++++ SOURCE ++++

BladeSystem - General
cancel
Showing results for 
Search instead for 
Did you mean: 

C7000 chassis "Degraded" then "OK" emails.

Mike O.
Regular Advisor

C7000 chassis "Degraded" then "OK" emails.

We have a couple of C7000 chassis with 5 DL465C blades in each chassis, all running VMWare ESX 4. The systems have been in place and functioning OK for about a year.

We have email notification set up on the onboard admin so send it sends out alerts if something goes wrong on the server.

Four times in the last week, we have received an email from the OA that says the enclosure status has changed to "degraded", followed about 25 seconds later by another email that the enclosure status has changed to OK.

The problem is that there is nothing wrong that I can find, and the OA logs don't show anything happening at those times.

Three of the four times (Wednesday, Saturday, and Monday) were all at 4:10pm, however there was another one at 10:19 on Monday..

In addition to both OA logs, I've checked the IML logs on all the blade, and I can't find anything listed.

Any suggestions would be appreciated.
9 REPLIES
Sheanshar
Advisor

Re: C7000 chassis "Degraded" then "OK" emails.

HP ProLiant BL460c Server - Server Blade Has a "Degraded" Status in Onboard Administrator (OA)

++++ ROWS ++++

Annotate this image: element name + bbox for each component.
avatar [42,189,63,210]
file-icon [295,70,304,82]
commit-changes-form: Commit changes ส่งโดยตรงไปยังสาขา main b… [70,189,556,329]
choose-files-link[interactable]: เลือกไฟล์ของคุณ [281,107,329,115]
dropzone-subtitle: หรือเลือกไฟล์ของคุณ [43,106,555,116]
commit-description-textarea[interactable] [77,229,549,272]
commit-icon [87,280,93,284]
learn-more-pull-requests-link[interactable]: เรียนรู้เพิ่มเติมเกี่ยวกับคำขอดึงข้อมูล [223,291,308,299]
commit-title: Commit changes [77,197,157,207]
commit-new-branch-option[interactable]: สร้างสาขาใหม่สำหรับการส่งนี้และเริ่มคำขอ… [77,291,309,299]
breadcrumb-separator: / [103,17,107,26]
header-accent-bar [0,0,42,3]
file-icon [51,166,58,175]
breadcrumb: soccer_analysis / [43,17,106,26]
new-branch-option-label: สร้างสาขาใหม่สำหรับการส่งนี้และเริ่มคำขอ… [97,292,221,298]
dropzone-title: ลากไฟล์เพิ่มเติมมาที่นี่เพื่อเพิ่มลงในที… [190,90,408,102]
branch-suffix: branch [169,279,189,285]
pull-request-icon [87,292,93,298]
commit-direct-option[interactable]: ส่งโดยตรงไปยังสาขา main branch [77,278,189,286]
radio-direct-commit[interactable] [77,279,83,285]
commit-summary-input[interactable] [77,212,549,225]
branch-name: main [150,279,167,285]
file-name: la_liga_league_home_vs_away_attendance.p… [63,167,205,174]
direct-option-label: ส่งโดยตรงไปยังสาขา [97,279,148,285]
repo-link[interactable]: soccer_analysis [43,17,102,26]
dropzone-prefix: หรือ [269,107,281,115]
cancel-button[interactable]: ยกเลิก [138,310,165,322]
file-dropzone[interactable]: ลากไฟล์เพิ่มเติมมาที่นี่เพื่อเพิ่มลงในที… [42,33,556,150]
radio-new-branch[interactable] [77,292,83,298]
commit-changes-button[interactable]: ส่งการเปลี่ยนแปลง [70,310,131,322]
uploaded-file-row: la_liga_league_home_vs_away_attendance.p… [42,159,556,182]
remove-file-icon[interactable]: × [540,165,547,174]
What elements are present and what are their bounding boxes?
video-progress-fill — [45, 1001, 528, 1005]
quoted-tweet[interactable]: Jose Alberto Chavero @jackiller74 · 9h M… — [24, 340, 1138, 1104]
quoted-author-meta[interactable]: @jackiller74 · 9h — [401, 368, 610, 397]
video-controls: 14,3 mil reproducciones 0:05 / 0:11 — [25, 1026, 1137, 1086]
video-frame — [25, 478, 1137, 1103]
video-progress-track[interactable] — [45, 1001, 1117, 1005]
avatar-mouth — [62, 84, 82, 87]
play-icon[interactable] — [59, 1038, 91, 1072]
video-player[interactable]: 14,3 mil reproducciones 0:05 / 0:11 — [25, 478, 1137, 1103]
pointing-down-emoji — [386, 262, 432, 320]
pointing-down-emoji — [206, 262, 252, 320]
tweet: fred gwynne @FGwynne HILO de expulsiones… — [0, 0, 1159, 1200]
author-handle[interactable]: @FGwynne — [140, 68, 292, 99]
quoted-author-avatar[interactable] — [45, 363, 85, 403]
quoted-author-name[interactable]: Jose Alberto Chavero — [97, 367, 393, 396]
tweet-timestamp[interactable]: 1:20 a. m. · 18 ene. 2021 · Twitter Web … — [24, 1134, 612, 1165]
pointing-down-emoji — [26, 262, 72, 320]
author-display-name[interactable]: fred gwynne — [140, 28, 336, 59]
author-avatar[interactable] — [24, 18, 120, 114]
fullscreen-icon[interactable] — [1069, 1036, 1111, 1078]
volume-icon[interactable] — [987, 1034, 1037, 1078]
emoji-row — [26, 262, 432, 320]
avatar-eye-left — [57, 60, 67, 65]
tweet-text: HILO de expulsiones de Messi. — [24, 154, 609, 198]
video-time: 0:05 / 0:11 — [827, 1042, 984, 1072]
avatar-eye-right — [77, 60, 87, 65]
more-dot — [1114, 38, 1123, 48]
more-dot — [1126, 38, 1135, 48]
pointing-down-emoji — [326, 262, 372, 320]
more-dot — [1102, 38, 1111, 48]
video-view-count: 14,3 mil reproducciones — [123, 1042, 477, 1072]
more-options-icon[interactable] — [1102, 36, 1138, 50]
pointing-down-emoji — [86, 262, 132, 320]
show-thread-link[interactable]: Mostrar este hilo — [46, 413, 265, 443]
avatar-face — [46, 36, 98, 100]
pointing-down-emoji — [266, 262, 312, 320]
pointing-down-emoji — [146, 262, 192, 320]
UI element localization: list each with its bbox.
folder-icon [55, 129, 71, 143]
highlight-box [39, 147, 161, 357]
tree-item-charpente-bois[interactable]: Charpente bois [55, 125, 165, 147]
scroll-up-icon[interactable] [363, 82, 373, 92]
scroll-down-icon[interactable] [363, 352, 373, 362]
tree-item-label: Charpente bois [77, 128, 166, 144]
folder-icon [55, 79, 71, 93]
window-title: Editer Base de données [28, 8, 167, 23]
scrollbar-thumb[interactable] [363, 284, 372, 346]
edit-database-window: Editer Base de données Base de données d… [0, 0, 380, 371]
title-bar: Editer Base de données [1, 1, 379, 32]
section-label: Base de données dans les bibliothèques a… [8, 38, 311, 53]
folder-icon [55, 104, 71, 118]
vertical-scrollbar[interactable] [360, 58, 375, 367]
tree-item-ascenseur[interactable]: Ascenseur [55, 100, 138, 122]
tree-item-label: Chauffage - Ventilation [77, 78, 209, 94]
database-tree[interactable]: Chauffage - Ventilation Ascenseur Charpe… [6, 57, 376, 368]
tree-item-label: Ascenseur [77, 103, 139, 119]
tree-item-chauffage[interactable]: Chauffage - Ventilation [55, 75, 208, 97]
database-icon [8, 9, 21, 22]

++++

§ **DIRECTIVE**
Print, word for word, everything in the forum thread on the C7000 chassis emails from "The problem is" down to "find anything listed.".

§ **RESULT OF THIS TASK**
The problem is that there is nothing wrong that I can find, and the OA logs don't show anything happening at those times.

Three of the four times (Wednesday, Saturday, and Monday) were all at 4:10pm, however there was another one at 10:19 on Monday..

In addition to both OA logs, I've checked the IML logs on all the blade, and I can't find anything listed.